** Start **

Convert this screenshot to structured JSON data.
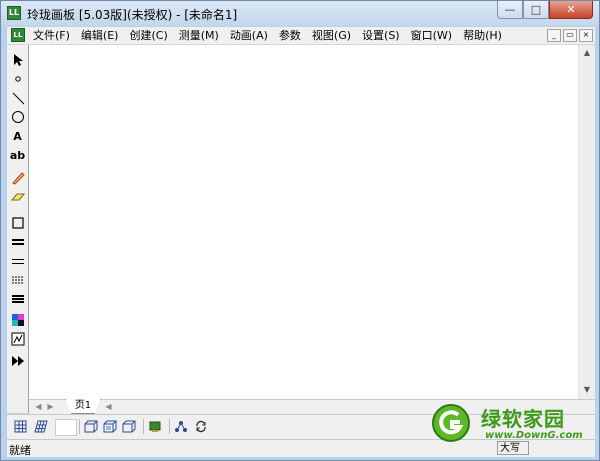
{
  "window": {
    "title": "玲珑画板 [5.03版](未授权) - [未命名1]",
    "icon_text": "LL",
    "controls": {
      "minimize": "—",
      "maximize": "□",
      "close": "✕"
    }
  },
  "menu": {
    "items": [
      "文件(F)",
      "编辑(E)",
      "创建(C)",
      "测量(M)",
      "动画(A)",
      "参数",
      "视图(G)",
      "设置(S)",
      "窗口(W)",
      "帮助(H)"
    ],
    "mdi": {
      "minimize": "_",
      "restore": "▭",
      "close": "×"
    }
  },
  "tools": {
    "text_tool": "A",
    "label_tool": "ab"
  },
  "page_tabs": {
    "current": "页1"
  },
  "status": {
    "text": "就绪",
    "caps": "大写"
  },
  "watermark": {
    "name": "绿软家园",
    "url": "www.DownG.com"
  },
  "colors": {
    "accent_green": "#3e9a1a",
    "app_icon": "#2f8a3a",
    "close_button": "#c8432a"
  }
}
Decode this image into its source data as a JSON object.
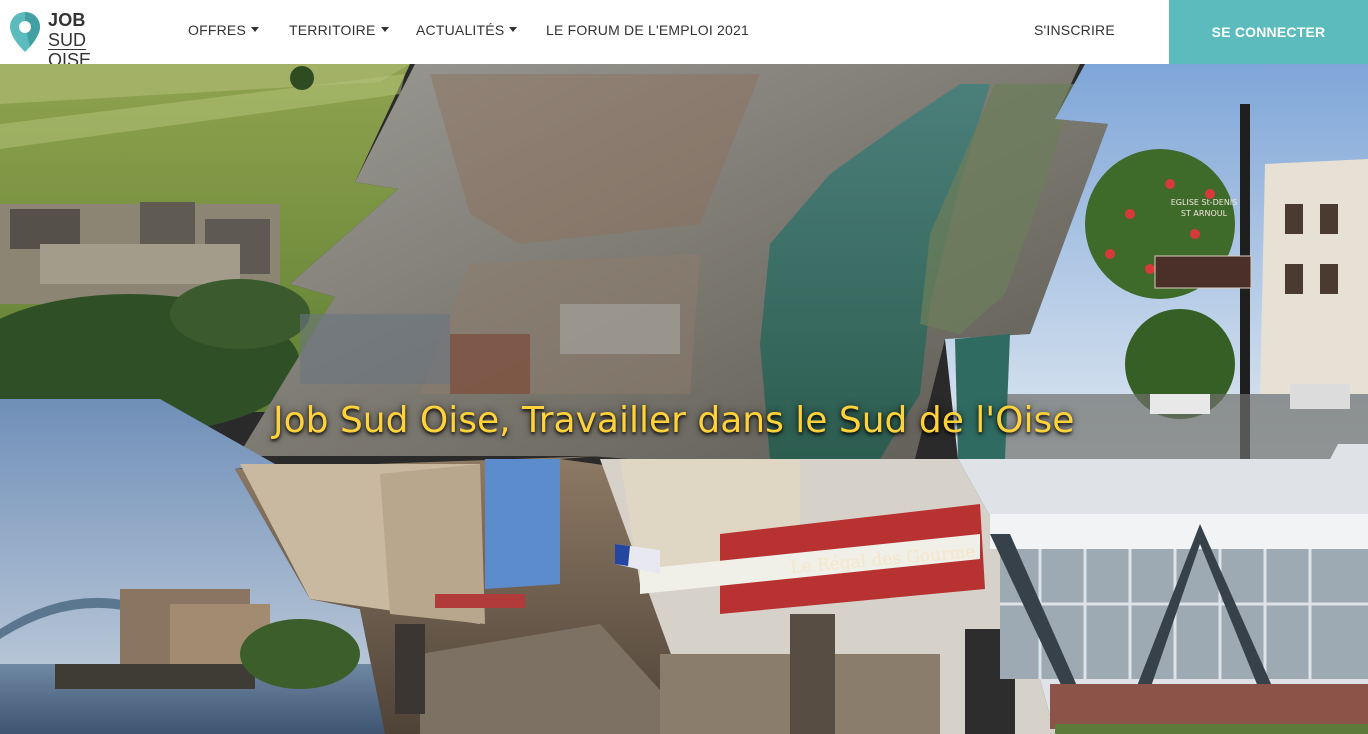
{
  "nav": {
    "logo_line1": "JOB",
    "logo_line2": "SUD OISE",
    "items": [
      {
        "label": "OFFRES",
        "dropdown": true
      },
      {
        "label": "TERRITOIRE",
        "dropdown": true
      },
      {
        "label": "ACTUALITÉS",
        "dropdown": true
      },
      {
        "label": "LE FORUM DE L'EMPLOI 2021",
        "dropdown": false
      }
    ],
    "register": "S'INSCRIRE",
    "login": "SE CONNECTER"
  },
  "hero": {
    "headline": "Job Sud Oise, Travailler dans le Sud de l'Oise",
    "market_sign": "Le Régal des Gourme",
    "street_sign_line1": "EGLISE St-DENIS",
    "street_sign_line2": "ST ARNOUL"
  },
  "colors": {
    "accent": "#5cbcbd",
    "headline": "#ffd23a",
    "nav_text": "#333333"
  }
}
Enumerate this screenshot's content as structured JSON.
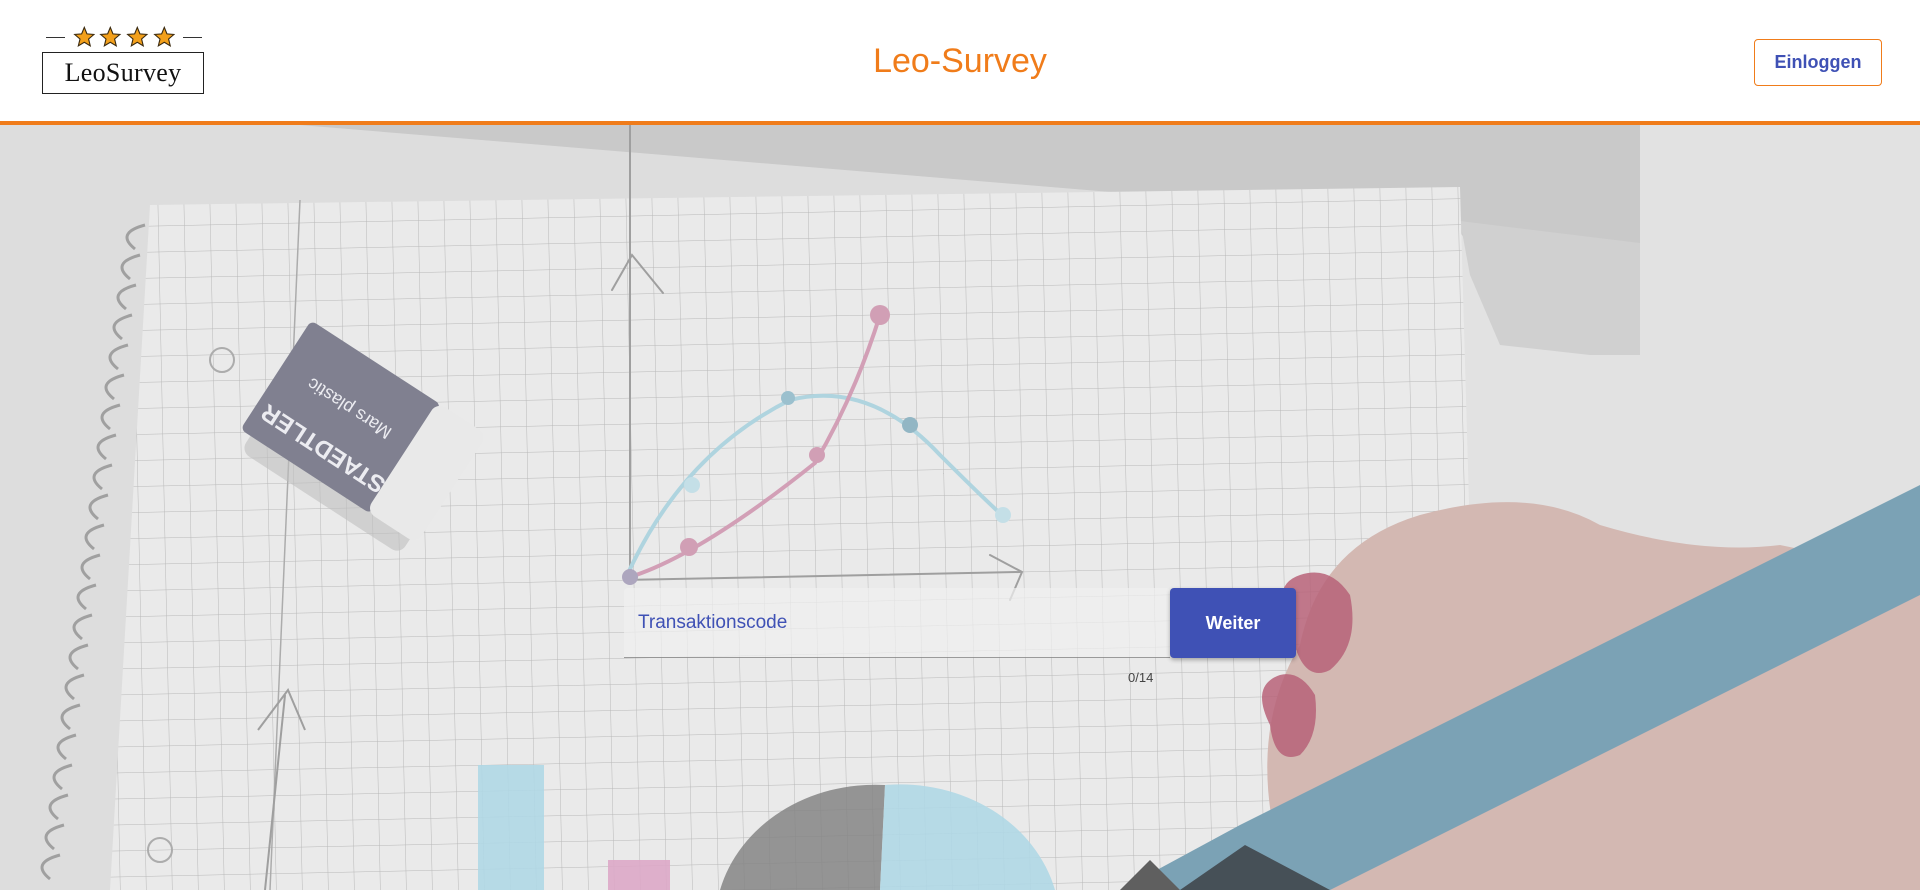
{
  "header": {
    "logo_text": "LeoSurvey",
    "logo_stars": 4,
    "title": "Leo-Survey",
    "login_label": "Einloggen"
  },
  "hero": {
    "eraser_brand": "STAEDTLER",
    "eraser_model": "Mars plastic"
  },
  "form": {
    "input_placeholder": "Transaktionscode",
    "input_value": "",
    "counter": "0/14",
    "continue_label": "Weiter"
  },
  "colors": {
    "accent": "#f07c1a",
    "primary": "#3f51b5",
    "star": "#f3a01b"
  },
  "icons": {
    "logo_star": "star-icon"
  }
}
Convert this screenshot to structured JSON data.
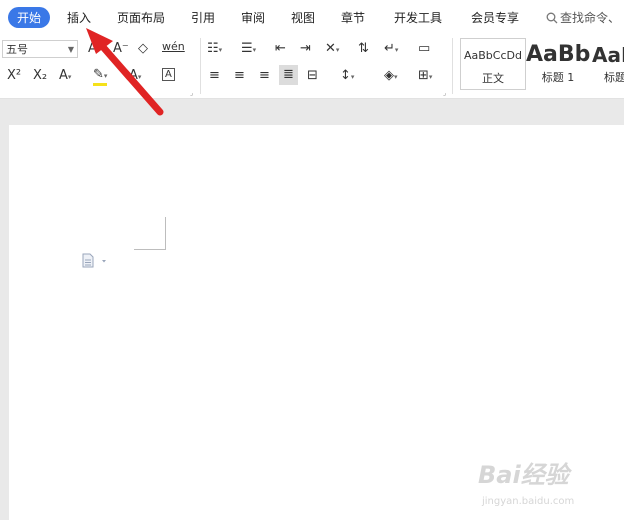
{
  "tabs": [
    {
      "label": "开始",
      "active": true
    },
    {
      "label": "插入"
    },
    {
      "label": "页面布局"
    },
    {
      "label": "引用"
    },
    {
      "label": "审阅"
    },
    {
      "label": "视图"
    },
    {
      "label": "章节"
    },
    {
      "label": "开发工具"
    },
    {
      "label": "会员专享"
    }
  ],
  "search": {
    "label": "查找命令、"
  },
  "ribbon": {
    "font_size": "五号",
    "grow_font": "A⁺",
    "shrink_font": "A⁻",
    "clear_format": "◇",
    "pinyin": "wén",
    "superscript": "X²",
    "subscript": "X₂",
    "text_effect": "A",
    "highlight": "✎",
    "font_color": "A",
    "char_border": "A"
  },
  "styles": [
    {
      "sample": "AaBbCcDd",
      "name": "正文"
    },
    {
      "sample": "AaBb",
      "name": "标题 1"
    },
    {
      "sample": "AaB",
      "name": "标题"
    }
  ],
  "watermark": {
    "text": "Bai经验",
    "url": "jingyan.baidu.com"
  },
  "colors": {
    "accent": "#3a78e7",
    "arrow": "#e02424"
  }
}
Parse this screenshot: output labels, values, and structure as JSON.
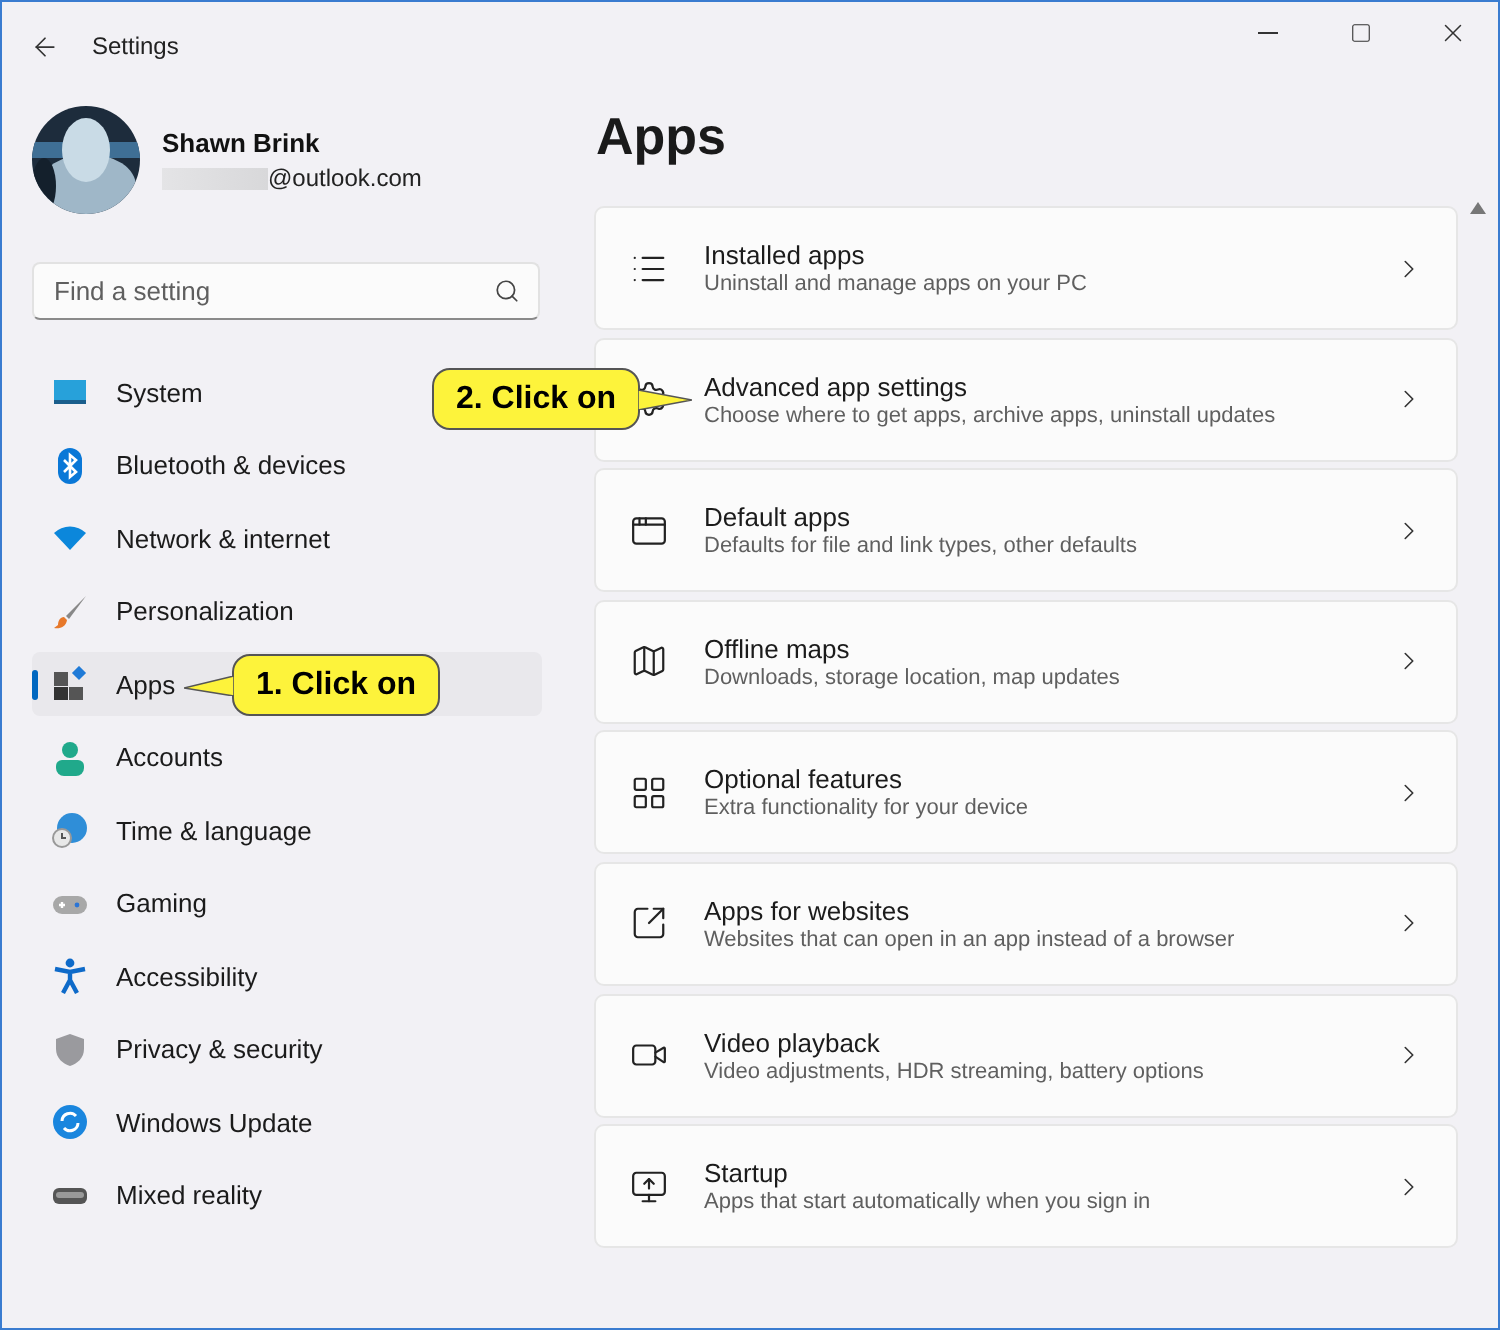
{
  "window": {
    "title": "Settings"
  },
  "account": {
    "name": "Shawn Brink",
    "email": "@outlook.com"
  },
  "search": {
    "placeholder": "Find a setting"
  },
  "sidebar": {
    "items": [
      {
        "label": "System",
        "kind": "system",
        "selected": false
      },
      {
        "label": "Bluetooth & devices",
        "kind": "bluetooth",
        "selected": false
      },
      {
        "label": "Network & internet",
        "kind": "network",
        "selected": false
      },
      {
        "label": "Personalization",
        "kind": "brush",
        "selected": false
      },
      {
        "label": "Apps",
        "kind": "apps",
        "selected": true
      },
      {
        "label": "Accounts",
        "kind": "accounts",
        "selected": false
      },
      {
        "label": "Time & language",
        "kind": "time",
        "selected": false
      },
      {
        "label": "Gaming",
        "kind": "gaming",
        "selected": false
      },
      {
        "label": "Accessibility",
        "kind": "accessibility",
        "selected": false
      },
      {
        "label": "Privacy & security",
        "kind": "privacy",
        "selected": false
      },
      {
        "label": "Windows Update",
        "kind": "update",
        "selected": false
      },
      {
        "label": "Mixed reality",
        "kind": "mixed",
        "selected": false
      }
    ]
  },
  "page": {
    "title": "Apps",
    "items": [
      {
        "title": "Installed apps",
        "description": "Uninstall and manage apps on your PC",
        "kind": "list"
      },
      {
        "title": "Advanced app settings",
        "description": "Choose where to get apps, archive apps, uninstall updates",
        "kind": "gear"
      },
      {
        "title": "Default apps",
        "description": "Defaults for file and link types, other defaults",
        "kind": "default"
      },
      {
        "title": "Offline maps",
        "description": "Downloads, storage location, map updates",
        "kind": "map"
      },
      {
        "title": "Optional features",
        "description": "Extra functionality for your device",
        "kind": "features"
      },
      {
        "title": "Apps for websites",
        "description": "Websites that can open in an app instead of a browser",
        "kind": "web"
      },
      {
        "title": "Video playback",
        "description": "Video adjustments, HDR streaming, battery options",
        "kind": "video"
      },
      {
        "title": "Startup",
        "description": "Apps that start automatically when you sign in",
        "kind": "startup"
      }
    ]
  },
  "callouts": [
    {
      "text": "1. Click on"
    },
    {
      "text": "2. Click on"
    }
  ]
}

** End **

THE EXERCISE — Your copy should match the entries exactly, minus the pictures.

CORRECT OUTPUT —
Convert this screenshot to structured JSON data.
{
  "window": {
    "title": "玲珑画板 [5.03版](未授权) - [未命名1]",
    "icon_text": "LL",
    "controls": {
      "minimize": "—",
      "maximize": "□",
      "close": "✕"
    }
  },
  "menu": {
    "items": [
      "文件(F)",
      "编辑(E)",
      "创建(C)",
      "测量(M)",
      "动画(A)",
      "参数",
      "视图(G)",
      "设置(S)",
      "窗口(W)",
      "帮助(H)"
    ],
    "mdi": {
      "minimize": "_",
      "restore": "▭",
      "close": "×"
    }
  },
  "tools": {
    "text_tool": "A",
    "label_tool": "ab"
  },
  "page_tabs": {
    "current": "页1"
  },
  "status": {
    "text": "就绪",
    "caps": "大写"
  },
  "watermark": {
    "name": "绿软家园",
    "url": "www.DownG.com"
  },
  "colors": {
    "accent_green": "#3e9a1a",
    "app_icon": "#2f8a3a",
    "close_button": "#c8432a"
  }
}
Decode this image into its source data as a JSON object.
{
  "nav": {
    "logo_line1": "JOB",
    "logo_line2": "SUD OISE",
    "items": [
      {
        "label": "OFFRES",
        "dropdown": true
      },
      {
        "label": "TERRITOIRE",
        "dropdown": true
      },
      {
        "label": "ACTUALITÉS",
        "dropdown": true
      },
      {
        "label": "LE FORUM DE L'EMPLOI 2021",
        "dropdown": false
      }
    ],
    "register": "S'INSCRIRE",
    "login": "SE CONNECTER"
  },
  "hero": {
    "headline": "Job Sud Oise, Travailler dans le Sud de l'Oise",
    "market_sign": "Le Régal des Gourme",
    "street_sign_line1": "EGLISE St-DENIS",
    "street_sign_line2": "ST ARNOUL"
  },
  "colors": {
    "accent": "#5cbcbd",
    "headline": "#ffd23a",
    "nav_text": "#333333"
  }
}
Enumerate this screenshot's content as structured JSON.
{
  "header": {
    "logo_text": "LeoSurvey",
    "logo_stars": 4,
    "title": "Leo-Survey",
    "login_label": "Einloggen"
  },
  "hero": {
    "eraser_brand": "STAEDTLER",
    "eraser_model": "Mars plastic"
  },
  "form": {
    "input_placeholder": "Transaktionscode",
    "input_value": "",
    "counter": "0/14",
    "continue_label": "Weiter"
  },
  "colors": {
    "accent": "#f07c1a",
    "primary": "#3f51b5",
    "star": "#f3a01b"
  },
  "icons": {
    "logo_star": "star-icon"
  }
}
Convert this screenshot to structured JSON data.
{
  "tabs": [
    {
      "label": "开始",
      "active": true
    },
    {
      "label": "插入"
    },
    {
      "label": "页面布局"
    },
    {
      "label": "引用"
    },
    {
      "label": "审阅"
    },
    {
      "label": "视图"
    },
    {
      "label": "章节"
    },
    {
      "label": "开发工具"
    },
    {
      "label": "会员专享"
    }
  ],
  "search": {
    "label": "查找命令、"
  },
  "ribbon": {
    "font_size": "五号",
    "grow_font": "A⁺",
    "shrink_font": "A⁻",
    "clear_format": "◇",
    "pinyin": "wén",
    "superscript": "X²",
    "subscript": "X₂",
    "text_effect": "A",
    "highlight": "✎",
    "font_color": "A",
    "char_border": "A"
  },
  "styles": [
    {
      "sample": "AaBbCcDd",
      "name": "正文"
    },
    {
      "sample": "AaBb",
      "name": "标题 1"
    },
    {
      "sample": "AaB",
      "name": "标题"
    }
  ],
  "watermark": {
    "text": "Bai经验",
    "url": "jingyan.baidu.com"
  },
  "colors": {
    "accent": "#3a78e7",
    "arrow": "#e02424"
  }
}
Parse this screenshot: output labels, values, and structure as JSON.
{
  "window": {
    "title": "Settings"
  },
  "account": {
    "name": "Shawn Brink",
    "email": "@outlook.com"
  },
  "search": {
    "placeholder": "Find a setting"
  },
  "sidebar": {
    "items": [
      {
        "label": "System",
        "kind": "system",
        "selected": false
      },
      {
        "label": "Bluetooth & devices",
        "kind": "bluetooth",
        "selected": false
      },
      {
        "label": "Network & internet",
        "kind": "network",
        "selected": false
      },
      {
        "label": "Personalization",
        "kind": "brush",
        "selected": false
      },
      {
        "label": "Apps",
        "kind": "apps",
        "selected": true
      },
      {
        "label": "Accounts",
        "kind": "accounts",
        "selected": false
      },
      {
        "label": "Time & language",
        "kind": "time",
        "selected": false
      },
      {
        "label": "Gaming",
        "kind": "gaming",
        "selected": false
      },
      {
        "label": "Accessibility",
        "kind": "accessibility",
        "selected": false
      },
      {
        "label": "Privacy & security",
        "kind": "privacy",
        "selected": false
      },
      {
        "label": "Windows Update",
        "kind": "update",
        "selected": false
      },
      {
        "label": "Mixed reality",
        "kind": "mixed",
        "selected": false
      }
    ]
  },
  "page": {
    "title": "Apps",
    "items": [
      {
        "title": "Installed apps",
        "description": "Uninstall and manage apps on your PC",
        "kind": "list"
      },
      {
        "title": "Advanced app settings",
        "description": "Choose where to get apps, archive apps, uninstall updates",
        "kind": "gear"
      },
      {
        "title": "Default apps",
        "description": "Defaults for file and link types, other defaults",
        "kind": "default"
      },
      {
        "title": "Offline maps",
        "description": "Downloads, storage location, map updates",
        "kind": "map"
      },
      {
        "title": "Optional features",
        "description": "Extra functionality for your device",
        "kind": "features"
      },
      {
        "title": "Apps for websites",
        "description": "Websites that can open in an app instead of a browser",
        "kind": "web"
      },
      {
        "title": "Video playback",
        "description": "Video adjustments, HDR streaming, battery options",
        "kind": "video"
      },
      {
        "title": "Startup",
        "description": "Apps that start automatically when you sign in",
        "kind": "startup"
      }
    ]
  },
  "callouts": [
    {
      "text": "1. Click on"
    },
    {
      "text": "2. Click on"
    }
  ]
}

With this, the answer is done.